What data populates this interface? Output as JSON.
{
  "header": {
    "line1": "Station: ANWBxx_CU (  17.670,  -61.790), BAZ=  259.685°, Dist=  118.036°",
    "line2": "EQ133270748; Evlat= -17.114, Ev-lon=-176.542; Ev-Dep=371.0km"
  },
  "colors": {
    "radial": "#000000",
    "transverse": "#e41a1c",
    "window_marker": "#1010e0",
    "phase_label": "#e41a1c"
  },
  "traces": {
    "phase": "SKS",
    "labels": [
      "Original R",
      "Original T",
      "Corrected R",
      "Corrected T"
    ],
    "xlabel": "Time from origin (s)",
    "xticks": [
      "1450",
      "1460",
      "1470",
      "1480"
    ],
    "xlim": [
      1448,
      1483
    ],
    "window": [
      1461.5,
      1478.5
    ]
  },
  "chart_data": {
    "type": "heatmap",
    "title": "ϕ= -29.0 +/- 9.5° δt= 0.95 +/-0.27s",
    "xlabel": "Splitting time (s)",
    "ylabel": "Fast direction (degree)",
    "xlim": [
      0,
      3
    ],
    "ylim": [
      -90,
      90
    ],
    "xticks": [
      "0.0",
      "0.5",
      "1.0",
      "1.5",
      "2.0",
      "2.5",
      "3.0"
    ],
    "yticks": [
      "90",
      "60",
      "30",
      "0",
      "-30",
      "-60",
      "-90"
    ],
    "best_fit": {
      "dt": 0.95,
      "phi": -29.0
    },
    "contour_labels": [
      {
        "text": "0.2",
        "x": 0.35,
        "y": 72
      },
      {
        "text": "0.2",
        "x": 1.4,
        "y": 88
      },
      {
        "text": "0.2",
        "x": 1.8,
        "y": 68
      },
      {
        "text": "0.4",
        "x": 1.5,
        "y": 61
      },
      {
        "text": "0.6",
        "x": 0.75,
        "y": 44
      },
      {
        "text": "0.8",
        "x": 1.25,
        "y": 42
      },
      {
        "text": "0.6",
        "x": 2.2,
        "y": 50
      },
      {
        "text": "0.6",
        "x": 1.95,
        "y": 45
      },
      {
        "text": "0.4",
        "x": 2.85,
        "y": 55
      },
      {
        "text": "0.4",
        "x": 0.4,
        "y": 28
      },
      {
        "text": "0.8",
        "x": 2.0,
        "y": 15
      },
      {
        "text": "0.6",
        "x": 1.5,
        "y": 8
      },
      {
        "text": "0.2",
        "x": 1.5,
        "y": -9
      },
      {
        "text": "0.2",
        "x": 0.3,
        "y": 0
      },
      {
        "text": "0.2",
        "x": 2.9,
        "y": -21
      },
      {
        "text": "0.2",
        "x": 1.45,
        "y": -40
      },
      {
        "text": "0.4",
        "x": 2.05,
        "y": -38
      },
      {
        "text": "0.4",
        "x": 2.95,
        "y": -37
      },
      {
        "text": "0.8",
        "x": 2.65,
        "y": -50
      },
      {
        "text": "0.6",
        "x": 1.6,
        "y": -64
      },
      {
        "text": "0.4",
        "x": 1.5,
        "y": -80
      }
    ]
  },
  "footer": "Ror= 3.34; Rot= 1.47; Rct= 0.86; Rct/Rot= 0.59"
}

● **Exercise prompt**
Within the data above, pick out all lines holding the word "xlabel".

● **Reply**
    "xlabel": "Time from origin (s)",
    "xlabel": "Splitting time (s)",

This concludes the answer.